Given instruction ->
Extract from the listing each line in which the word "title" appears.

● ● ● ● ● ● ●

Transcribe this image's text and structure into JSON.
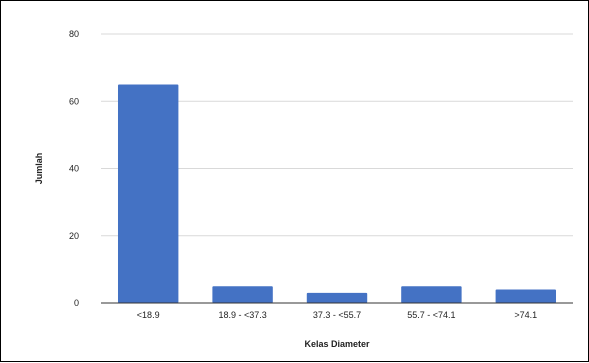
{
  "chart_data": {
    "type": "bar",
    "title": "",
    "xlabel": "Kelas Diameter",
    "ylabel": "Jumlah",
    "categories": [
      "<18.9",
      "18.9 - <37.3",
      "37.3 - <55.7",
      "55.7 - <74.1",
      ">74.1"
    ],
    "values": [
      65,
      5,
      3,
      5,
      4
    ],
    "ylim": [
      0,
      80
    ],
    "yticks": [
      "0",
      "20",
      "40",
      "60",
      "80"
    ],
    "grid": true,
    "legend": "none",
    "bar_color": "#4472c4",
    "grid_color": "#d9d9d9",
    "axis_color": "#333333"
  }
}
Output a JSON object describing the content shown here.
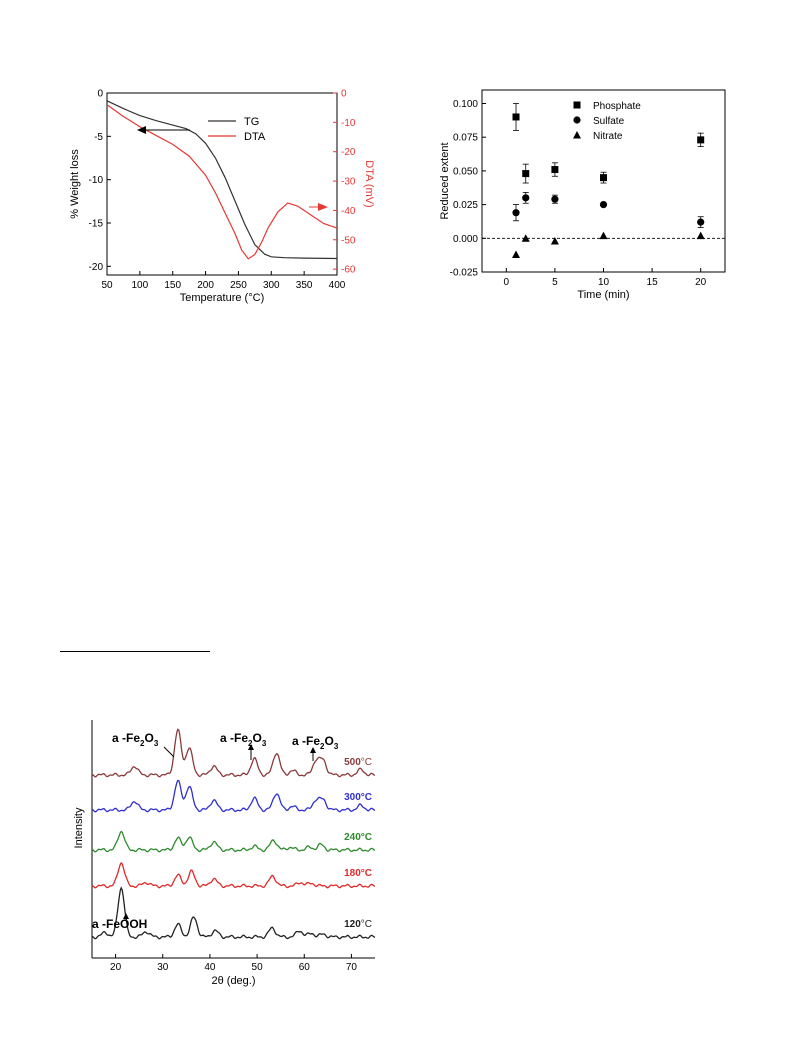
{
  "colors": {
    "tg": "#333333",
    "dta": "#e53935",
    "xrd_500": "#8b3a3a",
    "xrd_300": "#2f2fd0",
    "xrd_240": "#2e8b2e",
    "xrd_180": "#e02a2a",
    "xrd_120": "#222222"
  },
  "chart_data": [
    {
      "type": "line",
      "xlabel": "Temperature (°C)",
      "ylabel": "% Weight loss",
      "y2label": "DTA (mV)",
      "xlim": [
        50,
        400
      ],
      "ylim": [
        -21,
        0
      ],
      "y2lim": [
        -62,
        0
      ],
      "xticks": [
        50,
        100,
        150,
        200,
        250,
        300,
        350,
        400
      ],
      "yticks": [
        0,
        -5,
        -10,
        -15,
        -20
      ],
      "y2ticks": [
        0,
        -10,
        -20,
        -30,
        -40,
        -50,
        -60
      ],
      "legend": "top-right",
      "series": [
        {
          "name": "TG",
          "axis": "left",
          "color": "#333333",
          "x": [
            50,
            75,
            100,
            125,
            150,
            170,
            185,
            200,
            215,
            230,
            245,
            260,
            275,
            290,
            300,
            320,
            350,
            400
          ],
          "y": [
            -0.9,
            -1.8,
            -2.6,
            -3.2,
            -3.7,
            -4.1,
            -4.7,
            -5.8,
            -7.5,
            -9.8,
            -12.5,
            -15.2,
            -17.5,
            -18.6,
            -18.9,
            -19.0,
            -19.05,
            -19.1
          ]
        },
        {
          "name": "DTA",
          "axis": "right",
          "color": "#e53935",
          "x": [
            50,
            75,
            100,
            125,
            150,
            175,
            200,
            215,
            230,
            245,
            255,
            265,
            275,
            285,
            295,
            310,
            325,
            340,
            360,
            380,
            400
          ],
          "y": [
            -4,
            -8,
            -11.5,
            -14.5,
            -17.5,
            -21.5,
            -28,
            -34,
            -41,
            -48,
            -53.5,
            -56.5,
            -55,
            -51,
            -46,
            -40.5,
            -37.5,
            -38.5,
            -41.5,
            -44.5,
            -46
          ]
        }
      ]
    },
    {
      "type": "scatter",
      "xlabel": "Time (min)",
      "ylabel": "Reduced extent",
      "xlim": [
        -2.5,
        22.5
      ],
      "ylim": [
        -0.025,
        0.11
      ],
      "xticks": [
        0,
        5,
        10,
        15,
        20
      ],
      "yticks": [
        0.1,
        0.075,
        0.05,
        0.025,
        0.0,
        -0.025
      ],
      "ytick_labels": [
        "0.100",
        "0.075",
        "0.050",
        "0.025",
        "0.000",
        "-0.025"
      ],
      "reference_line": 0.0,
      "legend": "top-right",
      "series": [
        {
          "name": "Phosphate",
          "marker": "square",
          "x": [
            1,
            2,
            5,
            10,
            20
          ],
          "y": [
            0.09,
            0.048,
            0.051,
            0.045,
            0.073
          ],
          "err": [
            0.01,
            0.007,
            0.005,
            0.004,
            0.005
          ]
        },
        {
          "name": "Sulfate",
          "marker": "circle",
          "x": [
            1,
            2,
            5,
            10,
            20
          ],
          "y": [
            0.019,
            0.03,
            0.029,
            0.025,
            0.012
          ],
          "err": [
            0.006,
            0.004,
            0.003,
            0.0,
            0.004
          ]
        },
        {
          "name": "Nitrate",
          "marker": "triangle",
          "x": [
            1,
            2,
            5,
            10,
            20
          ],
          "y": [
            -0.012,
            0.0,
            -0.002,
            0.002,
            0.002
          ],
          "err": [
            0,
            0,
            0,
            0,
            0
          ]
        }
      ]
    },
    {
      "type": "line",
      "xlabel": "2θ (deg.)",
      "ylabel": "Intensity",
      "xlim": [
        15,
        75
      ],
      "xticks": [
        20,
        30,
        40,
        50,
        60,
        70
      ],
      "annotations": [
        {
          "text": "a -Fe",
          "sub": "2",
          "mid": "O",
          "sub2": "3",
          "x": 31
        },
        {
          "text": "a -Fe",
          "sub": "2",
          "mid": "O",
          "sub2": "3",
          "x": 49
        },
        {
          "text": "a -Fe",
          "sub": "2",
          "mid": "O",
          "sub2": "3",
          "x": 63
        },
        {
          "text": "a -FeOOH",
          "x": 21
        }
      ],
      "series": [
        {
          "name": "500°C",
          "temp_num": "500",
          "unit": "°C",
          "color": "#8b3a3a",
          "peaks": [
            [
              24,
              1.0
            ],
            [
              33.2,
              5.0
            ],
            [
              35.6,
              3.0
            ],
            [
              40.8,
              1.0
            ],
            [
              49.4,
              1.8
            ],
            [
              54.1,
              2.5
            ],
            [
              57.5,
              0.5
            ],
            [
              62.5,
              1.6
            ],
            [
              64,
              1.6
            ],
            [
              72,
              0.6
            ]
          ]
        },
        {
          "name": "300°C",
          "temp_num": "300",
          "unit": "°C",
          "color": "#2f2fd0",
          "peaks": [
            [
              24,
              1.0
            ],
            [
              33.2,
              3.2
            ],
            [
              35.6,
              2.6
            ],
            [
              40.8,
              1.1
            ],
            [
              49.4,
              1.3
            ],
            [
              54.1,
              1.9
            ],
            [
              57.5,
              0.4
            ],
            [
              62.5,
              1.1
            ],
            [
              64,
              1.1
            ],
            [
              72,
              0.5
            ]
          ]
        },
        {
          "name": "240°C",
          "temp_num": "240",
          "unit": "°C",
          "color": "#2e8b2e",
          "peaks": [
            [
              21.2,
              2.1
            ],
            [
              33.2,
              1.3
            ],
            [
              35.6,
              1.4
            ],
            [
              40.8,
              0.9
            ],
            [
              49.4,
              0.4
            ],
            [
              53.5,
              1.1
            ],
            [
              57,
              0.3
            ],
            [
              61,
              0.3
            ],
            [
              63.5,
              0.6
            ]
          ]
        },
        {
          "name": "180°C",
          "temp_num": "180",
          "unit": "°C",
          "color": "#e02a2a",
          "peaks": [
            [
              21.2,
              2.6
            ],
            [
              26.5,
              0.4
            ],
            [
              33.2,
              1.2
            ],
            [
              36.1,
              1.6
            ],
            [
              40.8,
              0.8
            ],
            [
              53.3,
              1.1
            ],
            [
              59.2,
              0.4
            ],
            [
              61.5,
              0.3
            ]
          ]
        },
        {
          "name": "120°C",
          "temp_num": "120",
          "unit": "°C",
          "color": "#222222",
          "peaks": [
            [
              17.8,
              0.5
            ],
            [
              21.2,
              5.5
            ],
            [
              26.5,
              0.6
            ],
            [
              33.2,
              1.4
            ],
            [
              36.6,
              2.2
            ],
            [
              41.1,
              0.7
            ],
            [
              53.2,
              1.0
            ],
            [
              59,
              0.7
            ],
            [
              61.5,
              0.4
            ],
            [
              64,
              0.3
            ]
          ]
        }
      ]
    }
  ]
}
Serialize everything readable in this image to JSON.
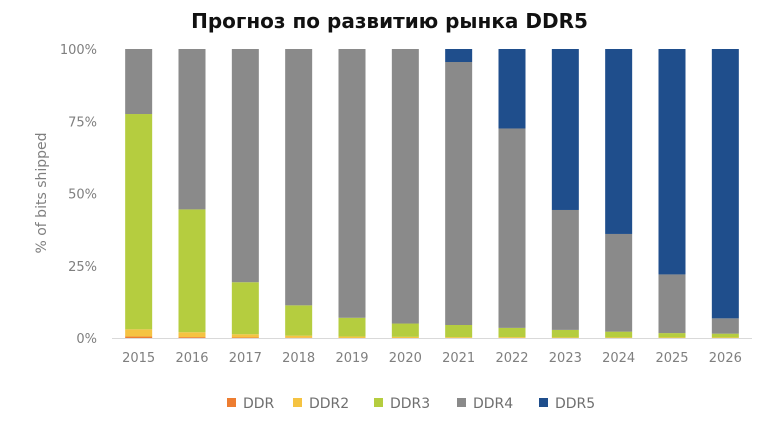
{
  "chart_data": {
    "type": "bar",
    "stacked": true,
    "title": "Прогноз по развитию рынка DDR5",
    "xlabel": "",
    "ylabel": "% of bits shipped",
    "ylim": [
      0,
      100
    ],
    "y_ticks": [
      "0%",
      "25%",
      "50%",
      "75%",
      "100%"
    ],
    "y_tick_values": [
      0,
      25,
      50,
      75,
      100
    ],
    "categories": [
      "2015",
      "2016",
      "2017",
      "2018",
      "2019",
      "2020",
      "2021",
      "2022",
      "2023",
      "2024",
      "2025",
      "2026"
    ],
    "series": [
      {
        "name": "DDR",
        "color": "#ed7d31",
        "values": [
          0.5,
          0.3,
          0.2,
          0.1,
          0,
          0,
          0,
          0,
          0,
          0,
          0,
          0
        ]
      },
      {
        "name": "DDR2",
        "color": "#f5c342",
        "values": [
          2.5,
          1.7,
          1.1,
          0.7,
          0.5,
          0.4,
          0.3,
          0.3,
          0.2,
          0.2,
          0.2,
          0.2
        ]
      },
      {
        "name": "DDR3",
        "color": "#b5cd3f",
        "values": [
          74.5,
          42.5,
          18,
          10.5,
          6.5,
          4.6,
          4.2,
          3.2,
          2.6,
          2.0,
          1.5,
          1.3
        ]
      },
      {
        "name": "DDR4",
        "color": "#8a8a8a",
        "values": [
          22.5,
          55.5,
          80.7,
          88.7,
          93,
          95,
          91,
          69,
          41.5,
          33.8,
          20.3,
          5.3
        ]
      },
      {
        "name": "DDR5",
        "color": "#1f4e8c",
        "values": [
          0,
          0,
          0,
          0,
          0,
          0,
          4.5,
          27.5,
          55.7,
          64,
          78,
          93.2
        ]
      }
    ],
    "grid": false,
    "legend_position": "bottom"
  }
}
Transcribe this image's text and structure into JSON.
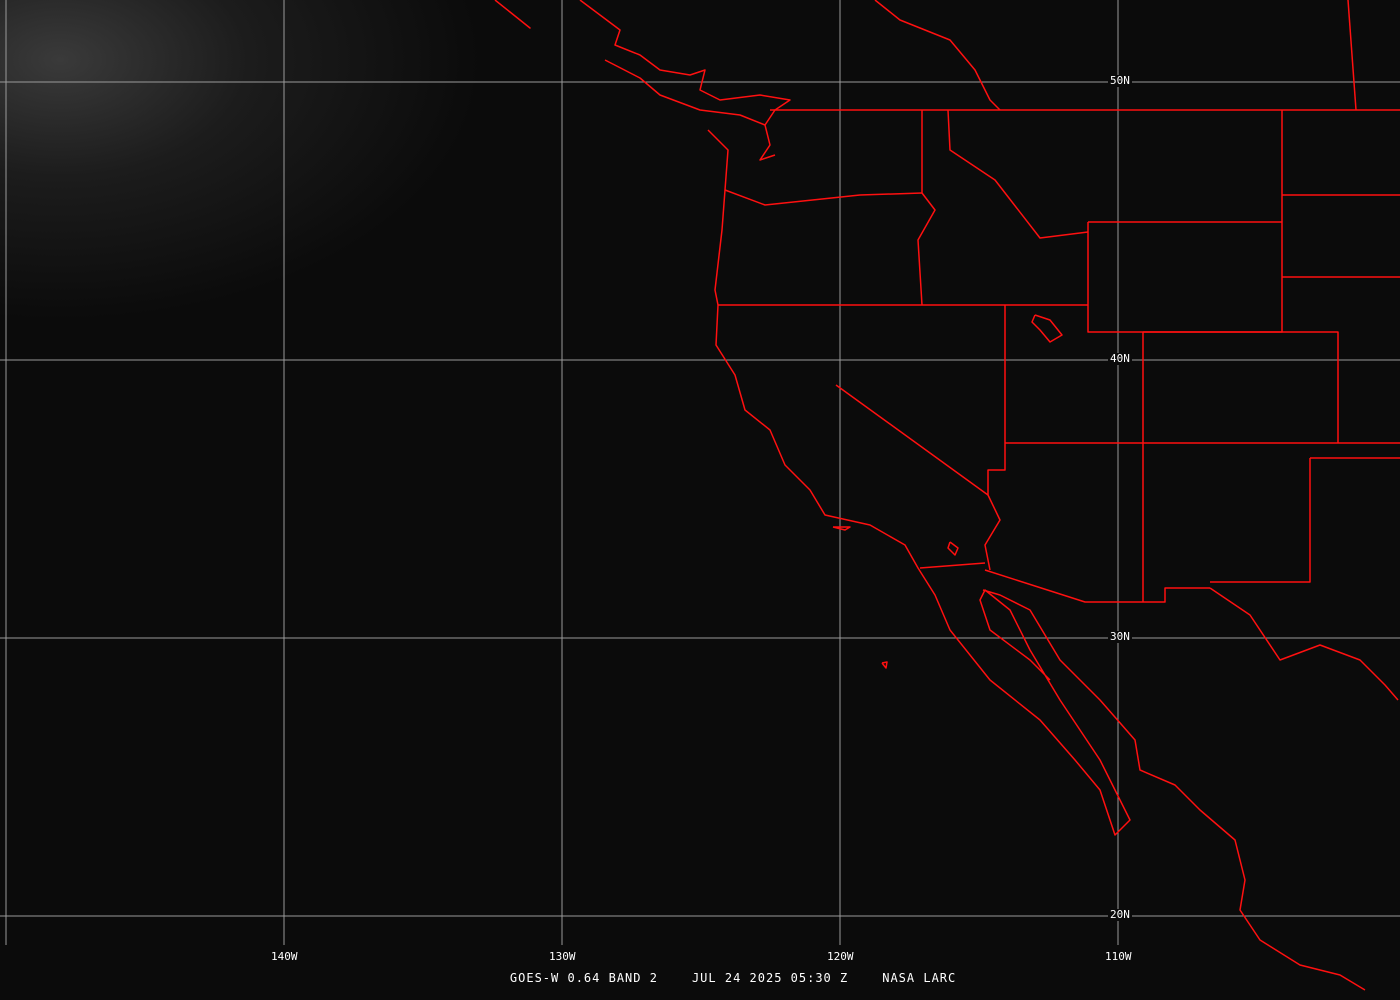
{
  "image": {
    "type": "satellite imagery with map overlay",
    "colors": {
      "background": "#0b0b0b",
      "grid": "#9a9a9a",
      "boundaries": "#ff0000",
      "text": "#ffffff"
    }
  },
  "grid": {
    "latitude_labels": [
      "50N",
      "40N",
      "30N",
      "20N"
    ],
    "longitude_labels": [
      "140W",
      "130W",
      "120W",
      "110W"
    ]
  },
  "caption": {
    "satellite_band": "GOES-W 0.64 BAND 2",
    "datetime": "JUL 24 2025 05:30 Z",
    "source": "NASA LARC"
  }
}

● ● ● ● ● ● ●

Task solution ->
    "title": "",
    "title": "Прогноз по развитию рынка DDR5",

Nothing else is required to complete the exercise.